Problem requirements
All of the data should be repeated exactly; pictures are not part of the copy.

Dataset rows
━━━━

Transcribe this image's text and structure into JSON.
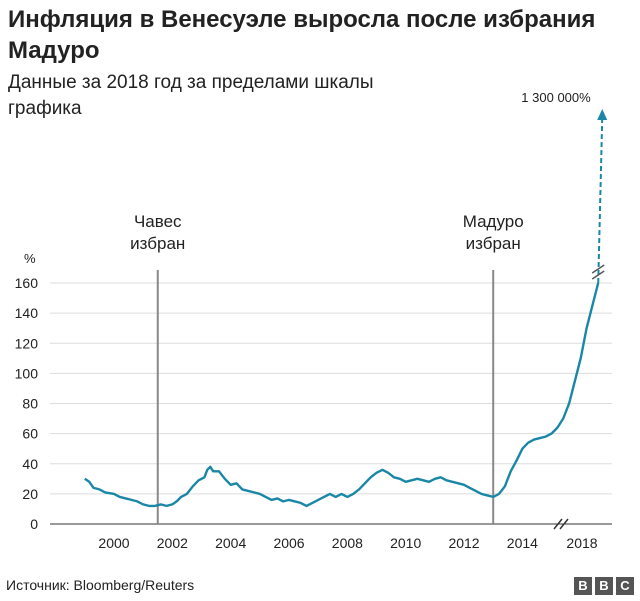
{
  "title": "Инфляция в Венесуэле выросла после избрания Мадуро",
  "subtitle": "Данные за 2018 год за пределами шкалы графика",
  "source": "Источник: Bloomberg/Reuters",
  "logo": [
    "B",
    "B",
    "C"
  ],
  "chart_data": {
    "type": "line",
    "title": "Инфляция в Венесуэле выросла после избрания Мадуро",
    "subtitle": "Данные за 2018 год за пределами шкалы графика",
    "ylabel": "%",
    "ylim": [
      0,
      160
    ],
    "yticks": [
      0,
      20,
      40,
      60,
      80,
      100,
      120,
      140,
      160
    ],
    "xticks": [
      "2000",
      "2002",
      "2004",
      "2006",
      "2008",
      "2010",
      "2012",
      "2014",
      "2018"
    ],
    "grid": "horizontal",
    "colors": {
      "line": "#1a87a6",
      "annotation": "#888888",
      "grid": "#dddddd"
    },
    "annotations": [
      {
        "label": "Чавес избран",
        "x": 2001.5
      },
      {
        "label": "Мадуро избран",
        "x": 2013.0
      }
    ],
    "offscale": {
      "label": "1 300 000%",
      "year": 2018
    },
    "series": [
      {
        "values": [
          [
            1999.0,
            30
          ],
          [
            1999.15,
            28
          ],
          [
            1999.3,
            24
          ],
          [
            1999.5,
            23
          ],
          [
            1999.7,
            21
          ],
          [
            2000.0,
            20
          ],
          [
            2000.2,
            18
          ],
          [
            2000.4,
            17
          ],
          [
            2000.6,
            16
          ],
          [
            2000.8,
            15
          ],
          [
            2001.0,
            13
          ],
          [
            2001.2,
            12
          ],
          [
            2001.4,
            12
          ],
          [
            2001.6,
            13
          ],
          [
            2001.8,
            12
          ],
          [
            2002.0,
            13
          ],
          [
            2002.15,
            15
          ],
          [
            2002.3,
            18
          ],
          [
            2002.5,
            20
          ],
          [
            2002.7,
            25
          ],
          [
            2002.9,
            29
          ],
          [
            2003.1,
            31
          ],
          [
            2003.2,
            36
          ],
          [
            2003.3,
            38
          ],
          [
            2003.4,
            35
          ],
          [
            2003.6,
            35
          ],
          [
            2003.8,
            30
          ],
          [
            2004.0,
            26
          ],
          [
            2004.2,
            27
          ],
          [
            2004.4,
            23
          ],
          [
            2004.6,
            22
          ],
          [
            2004.8,
            21
          ],
          [
            2005.0,
            20
          ],
          [
            2005.2,
            18
          ],
          [
            2005.4,
            16
          ],
          [
            2005.6,
            17
          ],
          [
            2005.8,
            15
          ],
          [
            2006.0,
            16
          ],
          [
            2006.2,
            15
          ],
          [
            2006.4,
            14
          ],
          [
            2006.6,
            12
          ],
          [
            2006.8,
            14
          ],
          [
            2007.0,
            16
          ],
          [
            2007.2,
            18
          ],
          [
            2007.4,
            20
          ],
          [
            2007.6,
            18
          ],
          [
            2007.8,
            20
          ],
          [
            2008.0,
            18
          ],
          [
            2008.2,
            20
          ],
          [
            2008.4,
            23
          ],
          [
            2008.6,
            27
          ],
          [
            2008.8,
            31
          ],
          [
            2009.0,
            34
          ],
          [
            2009.2,
            36
          ],
          [
            2009.4,
            34
          ],
          [
            2009.6,
            31
          ],
          [
            2009.8,
            30
          ],
          [
            2010.0,
            28
          ],
          [
            2010.2,
            29
          ],
          [
            2010.4,
            30
          ],
          [
            2010.6,
            29
          ],
          [
            2010.8,
            28
          ],
          [
            2011.0,
            30
          ],
          [
            2011.2,
            31
          ],
          [
            2011.4,
            29
          ],
          [
            2011.6,
            28
          ],
          [
            2011.8,
            27
          ],
          [
            2012.0,
            26
          ],
          [
            2012.2,
            24
          ],
          [
            2012.4,
            22
          ],
          [
            2012.6,
            20
          ],
          [
            2012.8,
            19
          ],
          [
            2013.0,
            18
          ],
          [
            2013.2,
            20
          ],
          [
            2013.4,
            25
          ],
          [
            2013.6,
            35
          ],
          [
            2013.8,
            42
          ],
          [
            2014.0,
            50
          ],
          [
            2014.2,
            54
          ],
          [
            2014.4,
            56
          ],
          [
            2014.6,
            57
          ],
          [
            2014.8,
            58
          ],
          [
            2015.0,
            60
          ],
          [
            2015.2,
            64
          ],
          [
            2015.4,
            70
          ],
          [
            2015.6,
            80
          ],
          [
            2015.8,
            95
          ],
          [
            2016.0,
            110
          ],
          [
            2016.2,
            130
          ],
          [
            2016.4,
            145
          ],
          [
            2016.6,
            160
          ]
        ]
      }
    ]
  }
}
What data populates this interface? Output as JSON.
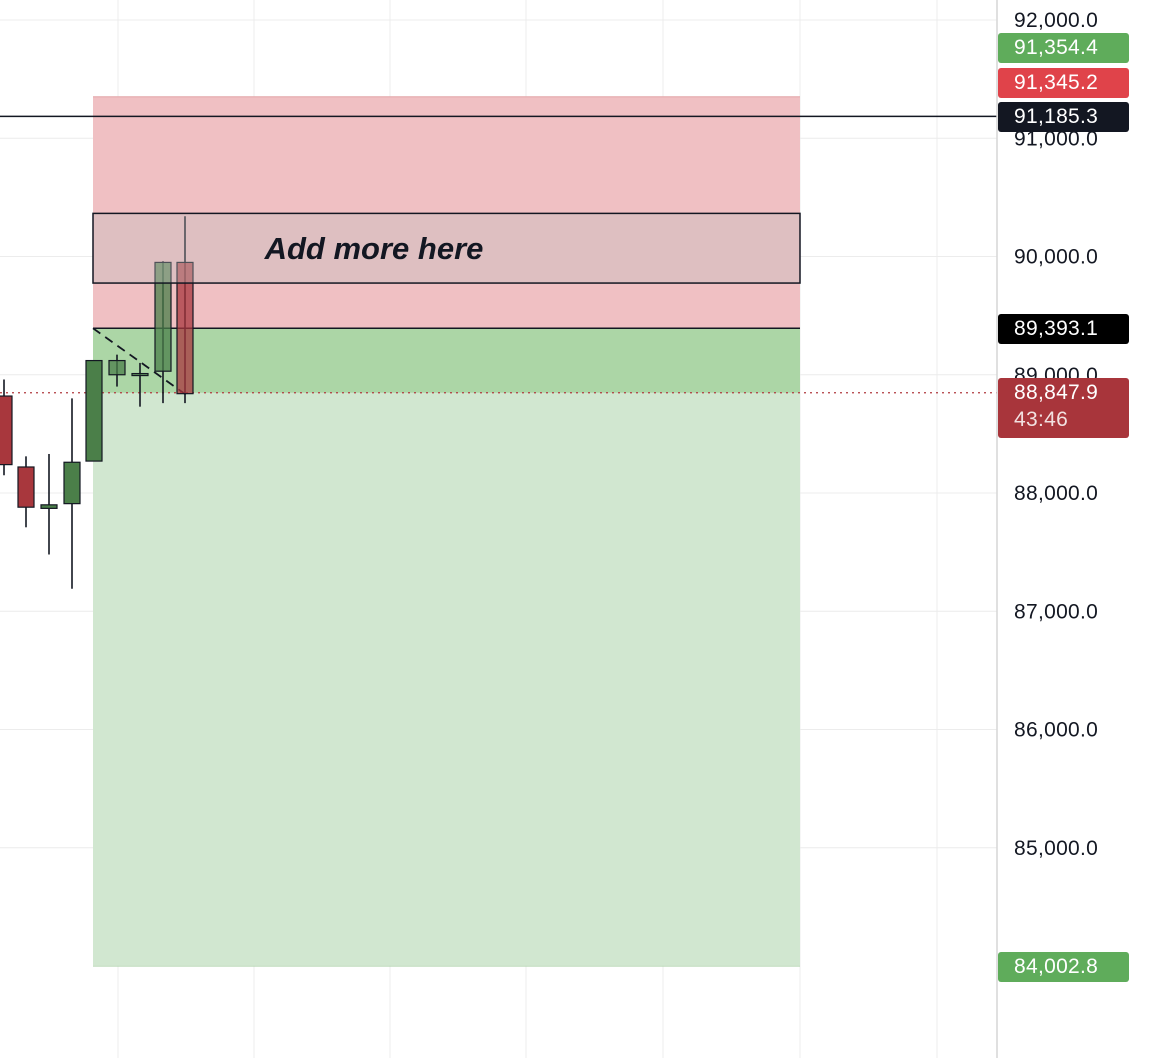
{
  "chart_data": {
    "type": "candlestick",
    "y_axis": {
      "ticks": [
        "92,000.0",
        "91,000.0",
        "90,000.0",
        "89,000.0",
        "88,000.0",
        "87,000.0",
        "86,000.0",
        "85,000.0"
      ],
      "tick_values": [
        92000,
        91000,
        90000,
        89000,
        88000,
        87000,
        86000,
        85000
      ],
      "range": [
        83800,
        92080
      ],
      "side": "right"
    },
    "candles": [
      {
        "open": 88820,
        "high": 88960,
        "low": 88150,
        "close": 88240
      },
      {
        "open": 88220,
        "high": 88310,
        "low": 87710,
        "close": 87880
      },
      {
        "open": 87870,
        "high": 88330,
        "low": 87480,
        "close": 87900
      },
      {
        "open": 87910,
        "high": 88800,
        "low": 87190,
        "close": 88260
      },
      {
        "open": 88270,
        "high": 89120,
        "low": 88270,
        "close": 89120
      },
      {
        "open": 89000,
        "high": 89170,
        "low": 88900,
        "close": 89120
      },
      {
        "open": 89010,
        "high": 89100,
        "low": 88730,
        "close": 89010
      },
      {
        "open": 89030,
        "high": 89960,
        "low": 88760,
        "close": 89950
      },
      {
        "open": 89950,
        "high": 90340,
        "low": 88760,
        "close": 88840
      }
    ],
    "position_tool": {
      "entry": 89393.1,
      "stop": 91185.3,
      "target": 84002.8,
      "direction": "short",
      "stop_color": "#f0c0c3",
      "target_color": "#d1e7d0",
      "near_zone_color": "#acd6a6"
    },
    "annotation": {
      "text": "Add more here",
      "price_top": 90280,
      "price_bottom": 89860
    },
    "horizontal_line": {
      "price": 91185.3,
      "color": "#131722"
    },
    "current_price_line": {
      "price": 88847.9,
      "color": "#b03a3f",
      "style": "dotted"
    },
    "price_labels": [
      {
        "price": 91354.4,
        "text": "91,354.4",
        "color": "#5fac5b"
      },
      {
        "price": 91345.2,
        "text": "91,345.2",
        "color": "#e0434a"
      },
      {
        "price": 91185.3,
        "text": "91,185.3",
        "color": "#131722"
      },
      {
        "price": 89393.1,
        "text": "89,393.1",
        "color": "#000000"
      },
      {
        "price": 88847.9,
        "text": "88,847.9",
        "countdown": "43:46",
        "color": "#a8353b"
      },
      {
        "price": 84002.8,
        "text": "84,002.8",
        "color": "#5fac5b"
      }
    ],
    "colors": {
      "up": "#4b7f49",
      "down": "#a8373d",
      "grid": "#ececec",
      "axis_border": "#d6d6d6"
    },
    "grid": true
  }
}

━━━━

Response below
Transcribe this image's text and structure into JSON.
{
  "title": "Инфляция в Венесуэле выросла после избрания Мадуро",
  "subtitle": "Данные за 2018 год за пределами шкалы графика",
  "source": "Источник: Bloomberg/Reuters",
  "logo": [
    "B",
    "B",
    "C"
  ],
  "chart_data": {
    "type": "line",
    "title": "Инфляция в Венесуэле выросла после избрания Мадуро",
    "subtitle": "Данные за 2018 год за пределами шкалы графика",
    "ylabel": "%",
    "ylim": [
      0,
      160
    ],
    "yticks": [
      0,
      20,
      40,
      60,
      80,
      100,
      120,
      140,
      160
    ],
    "xticks": [
      "2000",
      "2002",
      "2004",
      "2006",
      "2008",
      "2010",
      "2012",
      "2014",
      "2018"
    ],
    "grid": "horizontal",
    "colors": {
      "line": "#1a87a6",
      "annotation": "#888888",
      "grid": "#dddddd"
    },
    "annotations": [
      {
        "label": "Чавес избран",
        "x": 2001.5
      },
      {
        "label": "Мадуро избран",
        "x": 2013.0
      }
    ],
    "offscale": {
      "label": "1 300 000%",
      "year": 2018
    },
    "series": [
      {
        "values": [
          [
            1999.0,
            30
          ],
          [
            1999.15,
            28
          ],
          [
            1999.3,
            24
          ],
          [
            1999.5,
            23
          ],
          [
            1999.7,
            21
          ],
          [
            2000.0,
            20
          ],
          [
            2000.2,
            18
          ],
          [
            2000.4,
            17
          ],
          [
            2000.6,
            16
          ],
          [
            2000.8,
            15
          ],
          [
            2001.0,
            13
          ],
          [
            2001.2,
            12
          ],
          [
            2001.4,
            12
          ],
          [
            2001.6,
            13
          ],
          [
            2001.8,
            12
          ],
          [
            2002.0,
            13
          ],
          [
            2002.15,
            15
          ],
          [
            2002.3,
            18
          ],
          [
            2002.5,
            20
          ],
          [
            2002.7,
            25
          ],
          [
            2002.9,
            29
          ],
          [
            2003.1,
            31
          ],
          [
            2003.2,
            36
          ],
          [
            2003.3,
            38
          ],
          [
            2003.4,
            35
          ],
          [
            2003.6,
            35
          ],
          [
            2003.8,
            30
          ],
          [
            2004.0,
            26
          ],
          [
            2004.2,
            27
          ],
          [
            2004.4,
            23
          ],
          [
            2004.6,
            22
          ],
          [
            2004.8,
            21
          ],
          [
            2005.0,
            20
          ],
          [
            2005.2,
            18
          ],
          [
            2005.4,
            16
          ],
          [
            2005.6,
            17
          ],
          [
            2005.8,
            15
          ],
          [
            2006.0,
            16
          ],
          [
            2006.2,
            15
          ],
          [
            2006.4,
            14
          ],
          [
            2006.6,
            12
          ],
          [
            2006.8,
            14
          ],
          [
            2007.0,
            16
          ],
          [
            2007.2,
            18
          ],
          [
            2007.4,
            20
          ],
          [
            2007.6,
            18
          ],
          [
            2007.8,
            20
          ],
          [
            2008.0,
            18
          ],
          [
            2008.2,
            20
          ],
          [
            2008.4,
            23
          ],
          [
            2008.6,
            27
          ],
          [
            2008.8,
            31
          ],
          [
            2009.0,
            34
          ],
          [
            2009.2,
            36
          ],
          [
            2009.4,
            34
          ],
          [
            2009.6,
            31
          ],
          [
            2009.8,
            30
          ],
          [
            2010.0,
            28
          ],
          [
            2010.2,
            29
          ],
          [
            2010.4,
            30
          ],
          [
            2010.6,
            29
          ],
          [
            2010.8,
            28
          ],
          [
            2011.0,
            30
          ],
          [
            2011.2,
            31
          ],
          [
            2011.4,
            29
          ],
          [
            2011.6,
            28
          ],
          [
            2011.8,
            27
          ],
          [
            2012.0,
            26
          ],
          [
            2012.2,
            24
          ],
          [
            2012.4,
            22
          ],
          [
            2012.6,
            20
          ],
          [
            2012.8,
            19
          ],
          [
            2013.0,
            18
          ],
          [
            2013.2,
            20
          ],
          [
            2013.4,
            25
          ],
          [
            2013.6,
            35
          ],
          [
            2013.8,
            42
          ],
          [
            2014.0,
            50
          ],
          [
            2014.2,
            54
          ],
          [
            2014.4,
            56
          ],
          [
            2014.6,
            57
          ],
          [
            2014.8,
            58
          ],
          [
            2015.0,
            60
          ],
          [
            2015.2,
            64
          ],
          [
            2015.4,
            70
          ],
          [
            2015.6,
            80
          ],
          [
            2015.8,
            95
          ],
          [
            2016.0,
            110
          ],
          [
            2016.2,
            130
          ],
          [
            2016.4,
            145
          ],
          [
            2016.6,
            160
          ]
        ]
      }
    ]
  }
}
What data populates this interface? Output as JSON.
{
  "chart_data": {
    "type": "candlestick",
    "y_axis": {
      "ticks": [
        "92,000.0",
        "91,000.0",
        "90,000.0",
        "89,000.0",
        "88,000.0",
        "87,000.0",
        "86,000.0",
        "85,000.0"
      ],
      "tick_values": [
        92000,
        91000,
        90000,
        89000,
        88000,
        87000,
        86000,
        85000
      ],
      "range": [
        83800,
        92080
      ],
      "side": "right"
    },
    "candles": [
      {
        "open": 88820,
        "high": 88960,
        "low": 88150,
        "close": 88240
      },
      {
        "open": 88220,
        "high": 88310,
        "low": 87710,
        "close": 87880
      },
      {
        "open": 87870,
        "high": 88330,
        "low": 87480,
        "close": 87900
      },
      {
        "open": 87910,
        "high": 88800,
        "low": 87190,
        "close": 88260
      },
      {
        "open": 88270,
        "high": 89120,
        "low": 88270,
        "close": 89120
      },
      {
        "open": 89000,
        "high": 89170,
        "low": 88900,
        "close": 89120
      },
      {
        "open": 89010,
        "high": 89100,
        "low": 88730,
        "close": 89010
      },
      {
        "open": 89030,
        "high": 89960,
        "low": 88760,
        "close": 89950
      },
      {
        "open": 89950,
        "high": 90340,
        "low": 88760,
        "close": 88840
      }
    ],
    "position_tool": {
      "entry": 89393.1,
      "stop": 91185.3,
      "target": 84002.8,
      "direction": "short",
      "stop_color": "#f0c0c3",
      "target_color": "#d1e7d0",
      "near_zone_color": "#acd6a6"
    },
    "annotation": {
      "text": "Add more here",
      "price_top": 90280,
      "price_bottom": 89860
    },
    "horizontal_line": {
      "price": 91185.3,
      "color": "#131722"
    },
    "current_price_line": {
      "price": 88847.9,
      "color": "#b03a3f",
      "style": "dotted"
    },
    "price_labels": [
      {
        "price": 91354.4,
        "text": "91,354.4",
        "color": "#5fac5b"
      },
      {
        "price": 91345.2,
        "text": "91,345.2",
        "color": "#e0434a"
      },
      {
        "price": 91185.3,
        "text": "91,185.3",
        "color": "#131722"
      },
      {
        "price": 89393.1,
        "text": "89,393.1",
        "color": "#000000"
      },
      {
        "price": 88847.9,
        "text": "88,847.9",
        "countdown": "43:46",
        "color": "#a8353b"
      },
      {
        "price": 84002.8,
        "text": "84,002.8",
        "color": "#5fac5b"
      }
    ],
    "colors": {
      "up": "#4b7f49",
      "down": "#a8373d",
      "grid": "#ececec",
      "axis_border": "#d6d6d6"
    },
    "grid": true
  }
}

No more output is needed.